## Aim
How many of the lines here include "name"? Answer with a single number.

## Data rows
==============================

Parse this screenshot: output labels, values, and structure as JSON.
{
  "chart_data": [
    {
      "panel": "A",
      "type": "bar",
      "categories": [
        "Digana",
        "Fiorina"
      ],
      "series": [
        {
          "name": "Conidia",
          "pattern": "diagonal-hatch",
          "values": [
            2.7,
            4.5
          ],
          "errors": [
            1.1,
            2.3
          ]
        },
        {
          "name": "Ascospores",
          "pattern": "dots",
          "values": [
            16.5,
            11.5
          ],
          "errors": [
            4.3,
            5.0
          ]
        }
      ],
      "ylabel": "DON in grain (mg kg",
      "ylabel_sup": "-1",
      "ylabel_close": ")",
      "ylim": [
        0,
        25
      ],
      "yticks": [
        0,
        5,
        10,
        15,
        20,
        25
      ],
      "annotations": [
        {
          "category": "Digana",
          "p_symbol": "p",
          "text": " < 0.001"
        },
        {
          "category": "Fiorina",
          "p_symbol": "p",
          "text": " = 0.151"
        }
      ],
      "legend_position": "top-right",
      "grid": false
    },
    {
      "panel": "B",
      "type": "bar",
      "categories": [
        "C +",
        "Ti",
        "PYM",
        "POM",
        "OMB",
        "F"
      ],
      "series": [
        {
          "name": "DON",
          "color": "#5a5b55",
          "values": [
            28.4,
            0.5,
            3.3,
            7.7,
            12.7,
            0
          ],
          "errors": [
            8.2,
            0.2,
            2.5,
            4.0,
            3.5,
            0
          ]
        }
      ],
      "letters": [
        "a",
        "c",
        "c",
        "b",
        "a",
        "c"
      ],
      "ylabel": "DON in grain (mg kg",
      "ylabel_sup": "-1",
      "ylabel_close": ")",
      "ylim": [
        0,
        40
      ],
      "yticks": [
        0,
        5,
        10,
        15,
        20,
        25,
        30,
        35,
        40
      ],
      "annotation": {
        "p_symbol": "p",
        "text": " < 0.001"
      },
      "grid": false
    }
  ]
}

==============================

## Problem solution
3